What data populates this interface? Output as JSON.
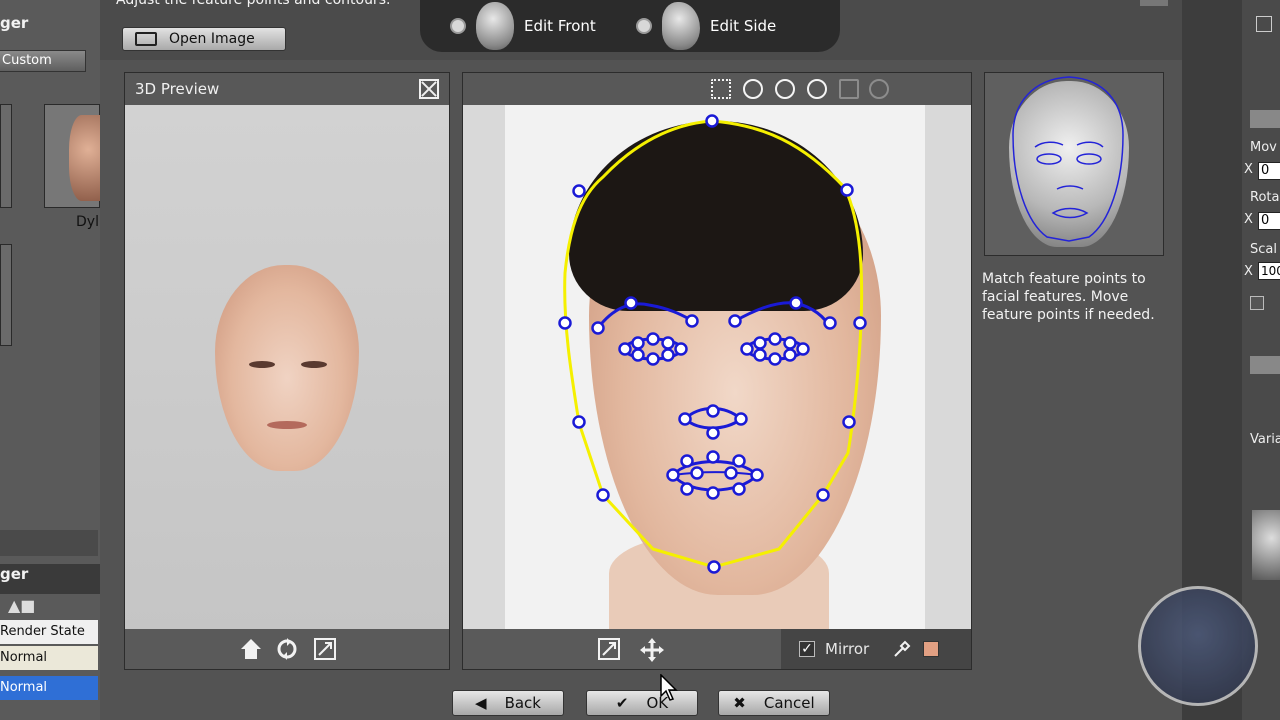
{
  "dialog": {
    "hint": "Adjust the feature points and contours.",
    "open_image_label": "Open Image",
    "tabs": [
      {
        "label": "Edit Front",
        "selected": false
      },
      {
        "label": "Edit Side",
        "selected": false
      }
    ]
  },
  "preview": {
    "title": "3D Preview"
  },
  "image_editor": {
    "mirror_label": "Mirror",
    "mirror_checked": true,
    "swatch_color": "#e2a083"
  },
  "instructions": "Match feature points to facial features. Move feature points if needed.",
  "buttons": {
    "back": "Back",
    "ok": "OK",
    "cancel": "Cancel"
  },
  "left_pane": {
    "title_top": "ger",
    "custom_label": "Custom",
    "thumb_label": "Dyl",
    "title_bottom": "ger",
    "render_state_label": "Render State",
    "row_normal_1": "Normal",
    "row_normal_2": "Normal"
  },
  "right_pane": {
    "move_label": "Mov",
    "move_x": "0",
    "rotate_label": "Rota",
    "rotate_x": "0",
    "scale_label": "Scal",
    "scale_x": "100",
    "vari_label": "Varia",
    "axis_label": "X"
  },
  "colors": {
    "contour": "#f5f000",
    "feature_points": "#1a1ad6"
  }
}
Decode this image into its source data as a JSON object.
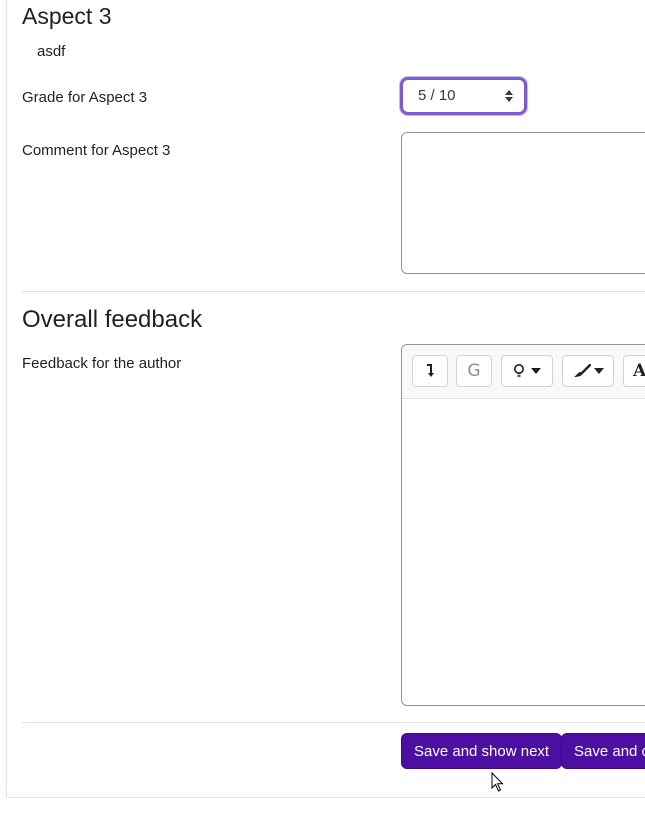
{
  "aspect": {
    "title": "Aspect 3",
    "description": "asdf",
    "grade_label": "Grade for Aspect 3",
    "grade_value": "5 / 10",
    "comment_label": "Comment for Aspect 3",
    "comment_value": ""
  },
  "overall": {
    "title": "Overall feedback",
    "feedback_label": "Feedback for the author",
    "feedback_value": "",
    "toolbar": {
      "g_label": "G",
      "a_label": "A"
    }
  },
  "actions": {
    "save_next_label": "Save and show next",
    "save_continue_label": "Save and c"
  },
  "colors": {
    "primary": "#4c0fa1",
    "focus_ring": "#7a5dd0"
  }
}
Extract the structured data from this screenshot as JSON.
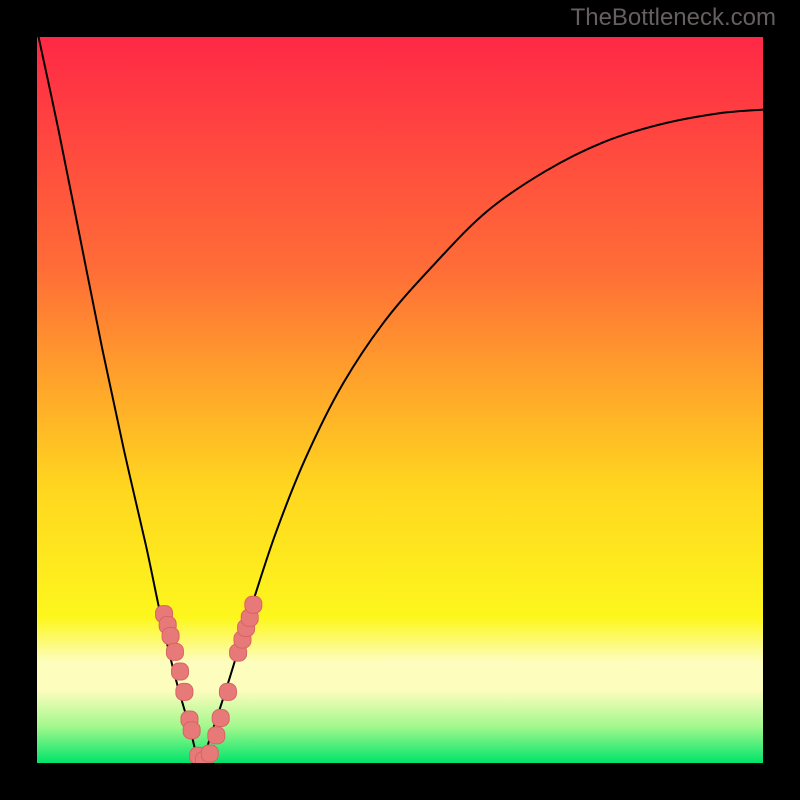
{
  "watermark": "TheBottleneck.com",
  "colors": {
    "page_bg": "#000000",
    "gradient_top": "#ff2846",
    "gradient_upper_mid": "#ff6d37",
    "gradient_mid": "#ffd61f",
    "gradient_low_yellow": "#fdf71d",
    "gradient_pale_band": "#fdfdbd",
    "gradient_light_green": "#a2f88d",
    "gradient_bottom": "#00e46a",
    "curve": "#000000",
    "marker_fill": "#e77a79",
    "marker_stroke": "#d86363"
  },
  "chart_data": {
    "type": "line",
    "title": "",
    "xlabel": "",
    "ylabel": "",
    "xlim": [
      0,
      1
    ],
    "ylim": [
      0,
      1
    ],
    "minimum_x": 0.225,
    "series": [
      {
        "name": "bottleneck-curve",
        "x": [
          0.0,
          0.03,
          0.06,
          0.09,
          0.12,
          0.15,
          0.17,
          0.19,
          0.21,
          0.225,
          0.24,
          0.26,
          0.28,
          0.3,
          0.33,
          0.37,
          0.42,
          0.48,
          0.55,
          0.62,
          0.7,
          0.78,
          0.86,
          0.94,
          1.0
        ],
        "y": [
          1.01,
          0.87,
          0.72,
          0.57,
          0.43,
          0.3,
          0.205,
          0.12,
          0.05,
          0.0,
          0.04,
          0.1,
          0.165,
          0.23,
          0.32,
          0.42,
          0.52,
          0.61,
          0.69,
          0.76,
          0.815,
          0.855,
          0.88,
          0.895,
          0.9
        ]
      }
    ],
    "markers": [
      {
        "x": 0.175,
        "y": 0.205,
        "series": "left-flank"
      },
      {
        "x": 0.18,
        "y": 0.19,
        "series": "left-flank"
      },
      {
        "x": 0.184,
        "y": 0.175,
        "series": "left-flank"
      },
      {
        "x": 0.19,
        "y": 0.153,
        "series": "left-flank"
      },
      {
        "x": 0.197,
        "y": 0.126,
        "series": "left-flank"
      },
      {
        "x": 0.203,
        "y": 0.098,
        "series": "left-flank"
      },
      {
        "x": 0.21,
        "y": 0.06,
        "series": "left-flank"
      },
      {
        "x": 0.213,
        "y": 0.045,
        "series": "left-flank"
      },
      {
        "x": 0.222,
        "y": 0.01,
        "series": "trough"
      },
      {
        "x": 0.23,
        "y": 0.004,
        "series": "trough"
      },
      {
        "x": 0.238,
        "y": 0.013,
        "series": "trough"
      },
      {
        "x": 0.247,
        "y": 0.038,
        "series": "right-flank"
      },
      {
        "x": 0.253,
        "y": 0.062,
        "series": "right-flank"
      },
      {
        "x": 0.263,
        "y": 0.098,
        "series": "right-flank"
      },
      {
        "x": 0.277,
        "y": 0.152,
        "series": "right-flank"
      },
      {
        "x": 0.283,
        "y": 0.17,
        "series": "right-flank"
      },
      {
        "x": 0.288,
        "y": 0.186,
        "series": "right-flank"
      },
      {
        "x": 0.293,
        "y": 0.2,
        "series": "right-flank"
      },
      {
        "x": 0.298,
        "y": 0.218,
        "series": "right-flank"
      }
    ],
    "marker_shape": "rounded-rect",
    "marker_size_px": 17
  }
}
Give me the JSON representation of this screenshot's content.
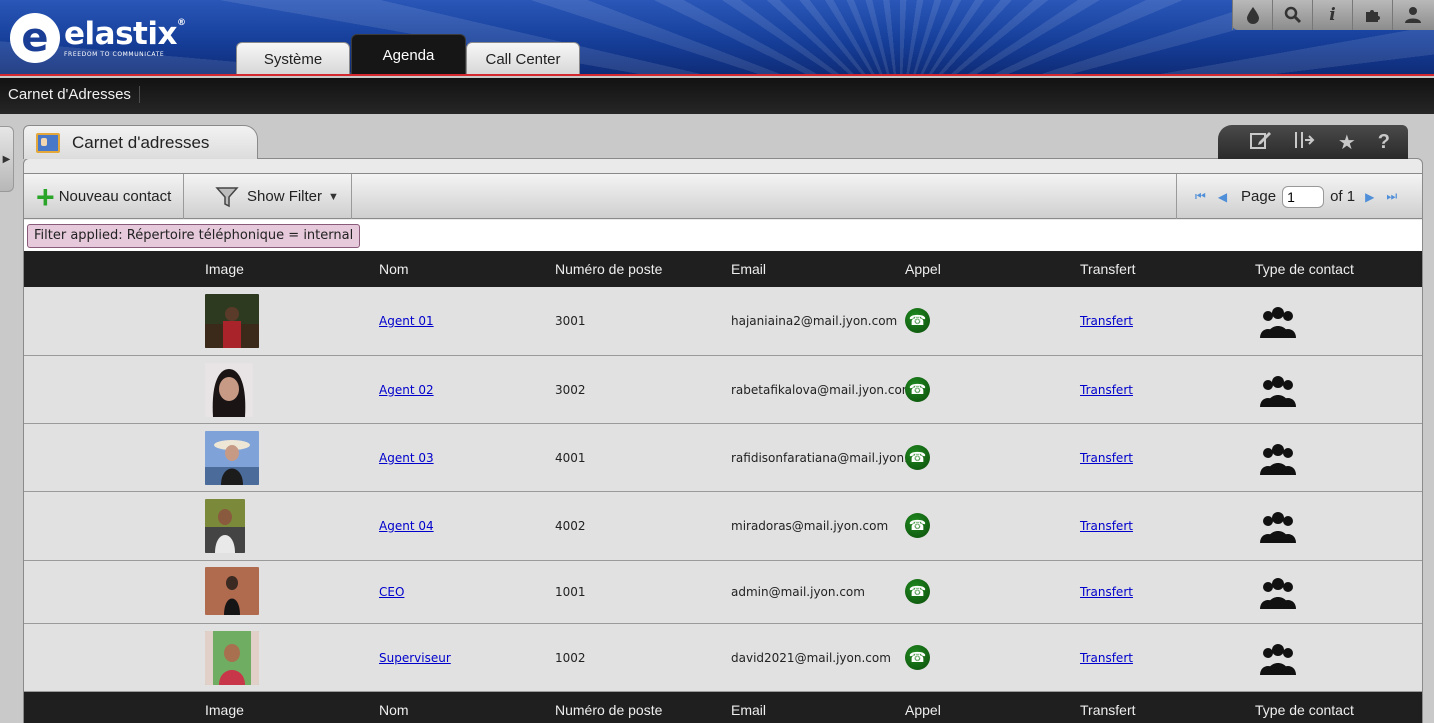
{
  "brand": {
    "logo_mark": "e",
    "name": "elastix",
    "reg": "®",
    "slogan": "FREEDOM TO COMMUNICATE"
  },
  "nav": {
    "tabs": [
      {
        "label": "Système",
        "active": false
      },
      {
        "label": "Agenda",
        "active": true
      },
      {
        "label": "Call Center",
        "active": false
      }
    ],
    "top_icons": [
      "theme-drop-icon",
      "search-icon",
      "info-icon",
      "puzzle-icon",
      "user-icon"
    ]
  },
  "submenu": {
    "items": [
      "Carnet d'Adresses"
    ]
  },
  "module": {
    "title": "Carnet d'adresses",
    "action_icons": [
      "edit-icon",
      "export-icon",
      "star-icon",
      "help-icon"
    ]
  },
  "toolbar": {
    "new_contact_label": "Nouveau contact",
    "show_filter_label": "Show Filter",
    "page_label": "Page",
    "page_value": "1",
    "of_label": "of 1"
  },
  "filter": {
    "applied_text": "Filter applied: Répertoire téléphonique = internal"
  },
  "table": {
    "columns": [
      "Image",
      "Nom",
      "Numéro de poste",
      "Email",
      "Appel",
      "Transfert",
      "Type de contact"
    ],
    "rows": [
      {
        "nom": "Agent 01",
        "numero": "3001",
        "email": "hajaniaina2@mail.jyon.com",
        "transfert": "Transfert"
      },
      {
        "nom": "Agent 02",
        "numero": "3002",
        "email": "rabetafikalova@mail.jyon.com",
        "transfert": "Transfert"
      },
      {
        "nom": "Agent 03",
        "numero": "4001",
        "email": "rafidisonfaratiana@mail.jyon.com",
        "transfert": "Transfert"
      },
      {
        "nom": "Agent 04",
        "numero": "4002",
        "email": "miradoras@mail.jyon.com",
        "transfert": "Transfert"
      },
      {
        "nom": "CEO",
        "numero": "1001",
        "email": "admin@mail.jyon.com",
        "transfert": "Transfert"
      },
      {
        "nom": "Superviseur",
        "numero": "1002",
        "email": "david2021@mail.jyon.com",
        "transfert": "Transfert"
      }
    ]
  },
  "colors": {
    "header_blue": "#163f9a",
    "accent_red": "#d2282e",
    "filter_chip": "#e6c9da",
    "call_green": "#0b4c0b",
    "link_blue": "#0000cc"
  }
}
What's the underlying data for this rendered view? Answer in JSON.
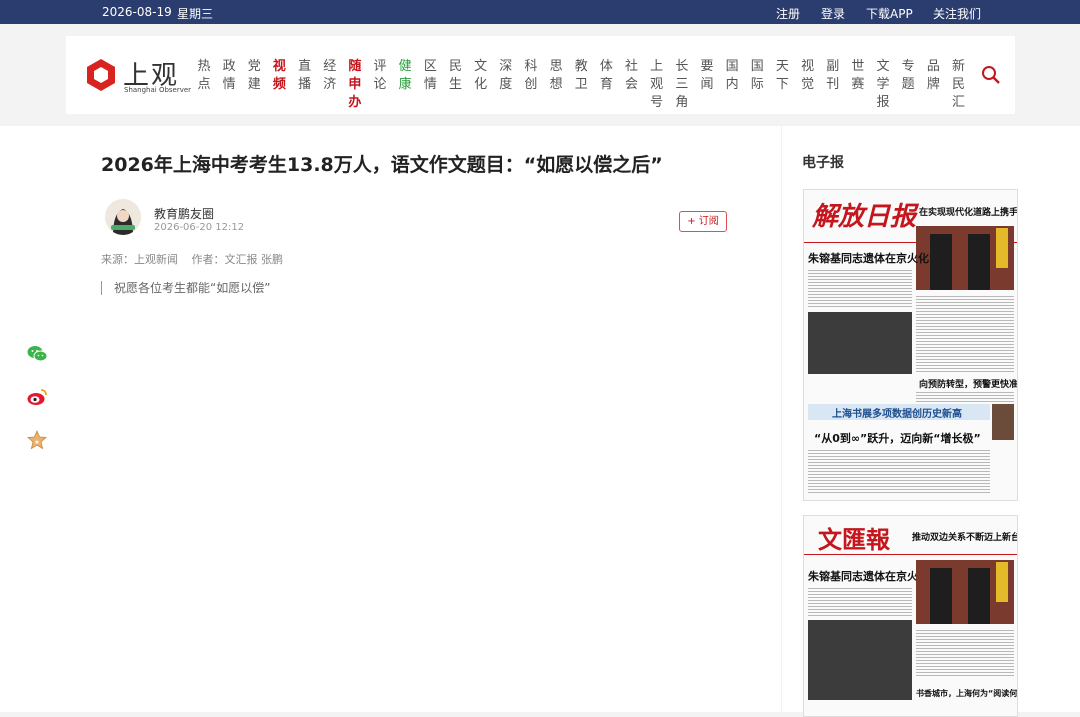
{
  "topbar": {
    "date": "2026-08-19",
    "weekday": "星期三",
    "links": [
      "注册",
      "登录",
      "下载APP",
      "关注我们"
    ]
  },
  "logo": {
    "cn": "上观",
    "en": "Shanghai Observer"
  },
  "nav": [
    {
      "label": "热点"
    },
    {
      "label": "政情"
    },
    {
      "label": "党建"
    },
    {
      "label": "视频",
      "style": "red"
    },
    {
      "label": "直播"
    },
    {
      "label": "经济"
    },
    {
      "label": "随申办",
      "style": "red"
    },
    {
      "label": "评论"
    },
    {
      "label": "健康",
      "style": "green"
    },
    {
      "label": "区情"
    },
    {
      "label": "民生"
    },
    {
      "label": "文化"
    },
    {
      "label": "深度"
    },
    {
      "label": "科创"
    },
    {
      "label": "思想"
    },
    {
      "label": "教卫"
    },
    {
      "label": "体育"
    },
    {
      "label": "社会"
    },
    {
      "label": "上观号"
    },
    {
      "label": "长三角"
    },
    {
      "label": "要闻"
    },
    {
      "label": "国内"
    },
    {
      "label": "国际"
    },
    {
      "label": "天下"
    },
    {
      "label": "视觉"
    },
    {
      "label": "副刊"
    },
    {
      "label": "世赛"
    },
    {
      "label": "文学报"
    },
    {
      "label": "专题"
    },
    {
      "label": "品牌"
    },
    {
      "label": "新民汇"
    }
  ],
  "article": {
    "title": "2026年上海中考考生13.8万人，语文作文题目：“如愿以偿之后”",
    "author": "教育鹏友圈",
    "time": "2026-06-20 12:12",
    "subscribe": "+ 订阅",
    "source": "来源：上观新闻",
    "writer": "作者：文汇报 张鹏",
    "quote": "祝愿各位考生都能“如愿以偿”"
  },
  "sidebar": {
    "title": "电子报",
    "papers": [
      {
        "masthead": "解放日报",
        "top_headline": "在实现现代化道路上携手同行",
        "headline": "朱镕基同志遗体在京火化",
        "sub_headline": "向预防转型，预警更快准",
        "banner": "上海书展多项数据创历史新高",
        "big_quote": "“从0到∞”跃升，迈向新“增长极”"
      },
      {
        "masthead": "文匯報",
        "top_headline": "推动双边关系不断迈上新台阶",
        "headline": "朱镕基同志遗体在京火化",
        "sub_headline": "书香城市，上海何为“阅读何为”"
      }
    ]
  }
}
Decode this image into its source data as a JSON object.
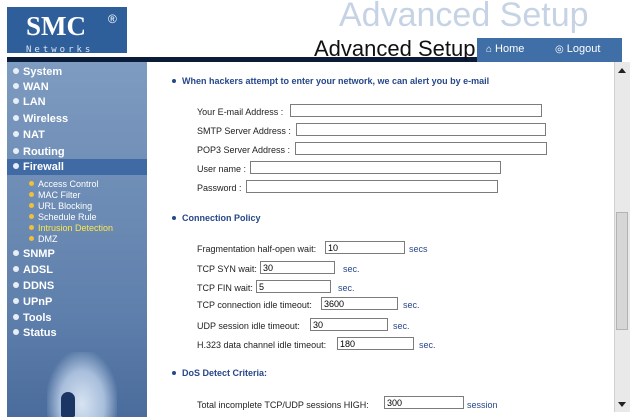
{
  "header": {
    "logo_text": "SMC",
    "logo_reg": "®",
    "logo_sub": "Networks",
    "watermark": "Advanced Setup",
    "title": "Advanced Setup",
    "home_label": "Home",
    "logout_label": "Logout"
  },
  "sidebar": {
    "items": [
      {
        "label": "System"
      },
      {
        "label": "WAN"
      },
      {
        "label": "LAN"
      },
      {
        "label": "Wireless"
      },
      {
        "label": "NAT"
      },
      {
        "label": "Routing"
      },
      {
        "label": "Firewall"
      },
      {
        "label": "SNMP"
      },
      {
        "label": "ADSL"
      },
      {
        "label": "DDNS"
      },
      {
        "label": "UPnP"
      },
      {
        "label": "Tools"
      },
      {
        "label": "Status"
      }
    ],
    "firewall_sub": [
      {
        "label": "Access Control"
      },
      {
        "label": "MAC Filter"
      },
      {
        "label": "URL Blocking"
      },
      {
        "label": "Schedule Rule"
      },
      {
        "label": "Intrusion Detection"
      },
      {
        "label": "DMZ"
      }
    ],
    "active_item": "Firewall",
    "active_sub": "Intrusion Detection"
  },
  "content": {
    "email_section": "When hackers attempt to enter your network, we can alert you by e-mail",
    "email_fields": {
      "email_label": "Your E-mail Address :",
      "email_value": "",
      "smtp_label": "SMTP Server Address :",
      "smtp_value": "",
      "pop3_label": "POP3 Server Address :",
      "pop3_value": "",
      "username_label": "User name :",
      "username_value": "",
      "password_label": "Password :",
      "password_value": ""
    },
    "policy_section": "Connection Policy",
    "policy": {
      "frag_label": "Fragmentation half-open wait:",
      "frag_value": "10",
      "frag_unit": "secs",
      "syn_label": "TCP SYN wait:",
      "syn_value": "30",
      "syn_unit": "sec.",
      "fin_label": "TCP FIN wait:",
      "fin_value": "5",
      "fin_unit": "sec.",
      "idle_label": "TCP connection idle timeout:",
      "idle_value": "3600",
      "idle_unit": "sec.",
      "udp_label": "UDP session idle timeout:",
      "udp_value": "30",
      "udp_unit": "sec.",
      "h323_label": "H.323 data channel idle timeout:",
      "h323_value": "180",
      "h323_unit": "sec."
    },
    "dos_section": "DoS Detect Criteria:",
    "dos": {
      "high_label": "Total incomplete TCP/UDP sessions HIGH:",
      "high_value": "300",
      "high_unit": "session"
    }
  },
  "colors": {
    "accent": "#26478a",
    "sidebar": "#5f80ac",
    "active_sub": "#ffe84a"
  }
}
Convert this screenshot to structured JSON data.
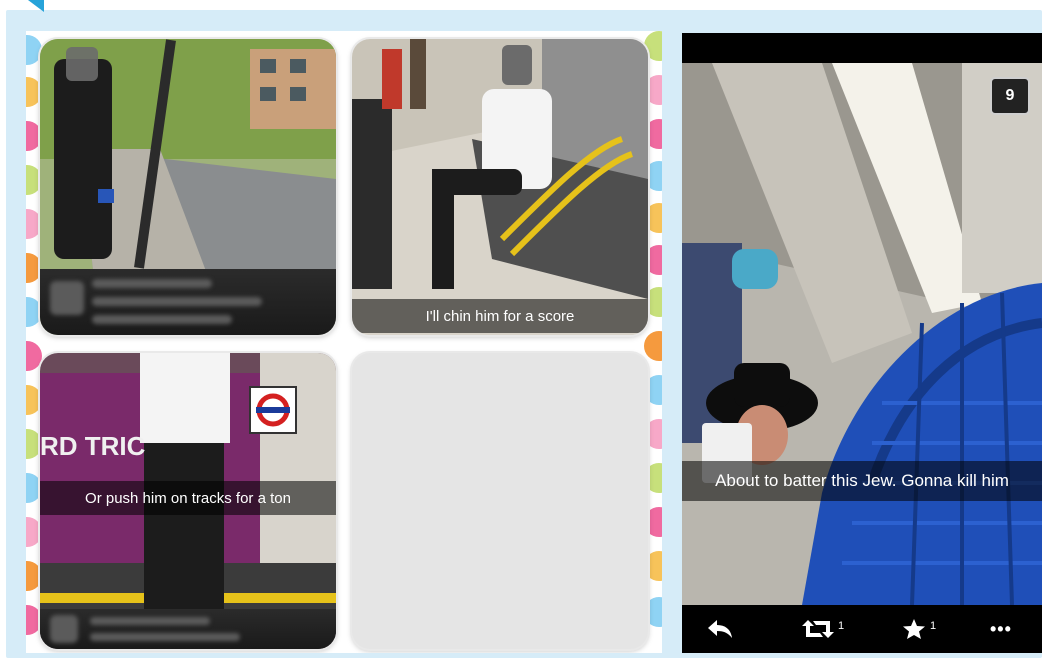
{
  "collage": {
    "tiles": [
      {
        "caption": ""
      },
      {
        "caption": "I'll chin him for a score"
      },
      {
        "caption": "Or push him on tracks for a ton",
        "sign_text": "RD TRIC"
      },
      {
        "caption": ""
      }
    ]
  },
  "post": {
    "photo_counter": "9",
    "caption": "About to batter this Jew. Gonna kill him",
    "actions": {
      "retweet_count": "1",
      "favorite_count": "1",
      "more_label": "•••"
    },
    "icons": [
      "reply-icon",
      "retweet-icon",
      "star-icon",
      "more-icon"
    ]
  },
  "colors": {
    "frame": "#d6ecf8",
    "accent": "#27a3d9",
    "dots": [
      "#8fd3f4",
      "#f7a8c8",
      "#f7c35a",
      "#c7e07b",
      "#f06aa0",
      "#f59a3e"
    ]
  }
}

···

> Job: Gather up the lines that contain the word "Address".

> Exercise answer:
      "email_label": "Your E-mail Address :",
      "smtp_label": "SMTP Server Address :",
      "pop3_label": "POP3 Server Address :",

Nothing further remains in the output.